## Problem to work on
Count the lines in the records below that contain the string "frame", matching case exactly, and give only that count.

Saved entries:
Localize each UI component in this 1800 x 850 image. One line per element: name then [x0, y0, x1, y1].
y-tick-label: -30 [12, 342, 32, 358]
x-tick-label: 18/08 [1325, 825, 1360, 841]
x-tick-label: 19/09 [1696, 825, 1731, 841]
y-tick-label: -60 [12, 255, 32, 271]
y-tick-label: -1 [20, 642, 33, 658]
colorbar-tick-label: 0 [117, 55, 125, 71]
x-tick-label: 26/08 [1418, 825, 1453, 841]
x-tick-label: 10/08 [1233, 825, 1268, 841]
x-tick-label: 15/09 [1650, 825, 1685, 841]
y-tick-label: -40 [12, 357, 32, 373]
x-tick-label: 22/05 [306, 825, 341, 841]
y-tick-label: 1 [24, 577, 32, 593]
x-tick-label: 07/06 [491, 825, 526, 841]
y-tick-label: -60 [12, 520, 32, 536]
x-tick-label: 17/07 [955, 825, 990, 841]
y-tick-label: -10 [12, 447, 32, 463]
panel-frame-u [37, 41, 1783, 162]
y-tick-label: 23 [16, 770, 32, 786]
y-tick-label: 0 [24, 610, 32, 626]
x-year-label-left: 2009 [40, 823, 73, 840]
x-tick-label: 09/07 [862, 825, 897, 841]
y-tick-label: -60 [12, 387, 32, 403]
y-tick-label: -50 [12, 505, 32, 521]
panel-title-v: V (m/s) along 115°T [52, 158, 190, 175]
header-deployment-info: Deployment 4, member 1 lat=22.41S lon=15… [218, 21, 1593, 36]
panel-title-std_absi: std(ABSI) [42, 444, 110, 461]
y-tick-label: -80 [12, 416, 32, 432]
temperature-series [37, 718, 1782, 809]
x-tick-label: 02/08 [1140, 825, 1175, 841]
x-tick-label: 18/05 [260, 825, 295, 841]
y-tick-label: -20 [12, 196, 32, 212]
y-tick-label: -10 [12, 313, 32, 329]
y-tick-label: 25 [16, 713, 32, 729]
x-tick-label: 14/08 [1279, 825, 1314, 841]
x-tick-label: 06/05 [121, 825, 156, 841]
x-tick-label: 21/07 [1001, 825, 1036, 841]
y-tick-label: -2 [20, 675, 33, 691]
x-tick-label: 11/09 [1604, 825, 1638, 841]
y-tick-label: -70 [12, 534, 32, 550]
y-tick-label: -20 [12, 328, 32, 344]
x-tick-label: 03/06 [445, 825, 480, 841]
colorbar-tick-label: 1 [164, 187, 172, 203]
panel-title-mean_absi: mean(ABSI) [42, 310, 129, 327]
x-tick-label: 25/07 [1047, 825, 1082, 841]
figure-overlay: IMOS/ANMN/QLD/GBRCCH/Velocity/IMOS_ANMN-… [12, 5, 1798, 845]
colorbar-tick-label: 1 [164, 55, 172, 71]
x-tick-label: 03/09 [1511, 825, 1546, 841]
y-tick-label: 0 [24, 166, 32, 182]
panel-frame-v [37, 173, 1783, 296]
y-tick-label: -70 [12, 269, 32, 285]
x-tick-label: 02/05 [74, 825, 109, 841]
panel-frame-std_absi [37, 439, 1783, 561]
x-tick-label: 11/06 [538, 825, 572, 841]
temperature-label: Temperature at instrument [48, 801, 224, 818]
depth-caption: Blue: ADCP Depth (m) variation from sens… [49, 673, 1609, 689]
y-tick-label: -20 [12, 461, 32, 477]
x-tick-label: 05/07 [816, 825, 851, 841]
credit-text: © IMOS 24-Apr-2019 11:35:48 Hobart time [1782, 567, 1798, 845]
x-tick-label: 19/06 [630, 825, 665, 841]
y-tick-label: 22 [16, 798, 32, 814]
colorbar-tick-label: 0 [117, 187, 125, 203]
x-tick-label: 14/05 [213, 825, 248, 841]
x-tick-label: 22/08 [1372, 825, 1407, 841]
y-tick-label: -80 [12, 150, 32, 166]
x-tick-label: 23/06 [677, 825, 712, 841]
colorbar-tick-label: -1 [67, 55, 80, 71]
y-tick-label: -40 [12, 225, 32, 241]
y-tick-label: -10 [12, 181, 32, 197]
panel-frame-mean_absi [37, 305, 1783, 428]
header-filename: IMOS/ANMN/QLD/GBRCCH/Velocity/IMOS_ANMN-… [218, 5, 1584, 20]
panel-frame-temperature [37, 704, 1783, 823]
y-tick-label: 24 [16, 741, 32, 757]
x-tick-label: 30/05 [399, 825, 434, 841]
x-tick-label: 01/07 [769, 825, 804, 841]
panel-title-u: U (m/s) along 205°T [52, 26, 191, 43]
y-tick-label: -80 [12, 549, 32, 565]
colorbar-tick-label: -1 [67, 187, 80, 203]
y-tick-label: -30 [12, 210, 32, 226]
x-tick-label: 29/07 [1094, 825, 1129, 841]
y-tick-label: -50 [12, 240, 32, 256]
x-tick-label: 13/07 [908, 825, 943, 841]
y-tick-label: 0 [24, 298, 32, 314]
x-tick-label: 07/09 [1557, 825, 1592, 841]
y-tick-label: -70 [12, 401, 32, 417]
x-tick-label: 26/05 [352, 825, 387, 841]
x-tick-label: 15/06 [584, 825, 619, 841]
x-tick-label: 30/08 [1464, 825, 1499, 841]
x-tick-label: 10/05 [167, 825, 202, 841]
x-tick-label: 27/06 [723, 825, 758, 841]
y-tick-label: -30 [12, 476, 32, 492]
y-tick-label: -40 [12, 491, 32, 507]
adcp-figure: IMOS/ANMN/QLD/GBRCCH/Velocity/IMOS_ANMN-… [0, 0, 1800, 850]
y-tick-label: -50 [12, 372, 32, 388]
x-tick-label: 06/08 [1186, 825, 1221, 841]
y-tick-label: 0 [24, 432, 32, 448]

## Final result
5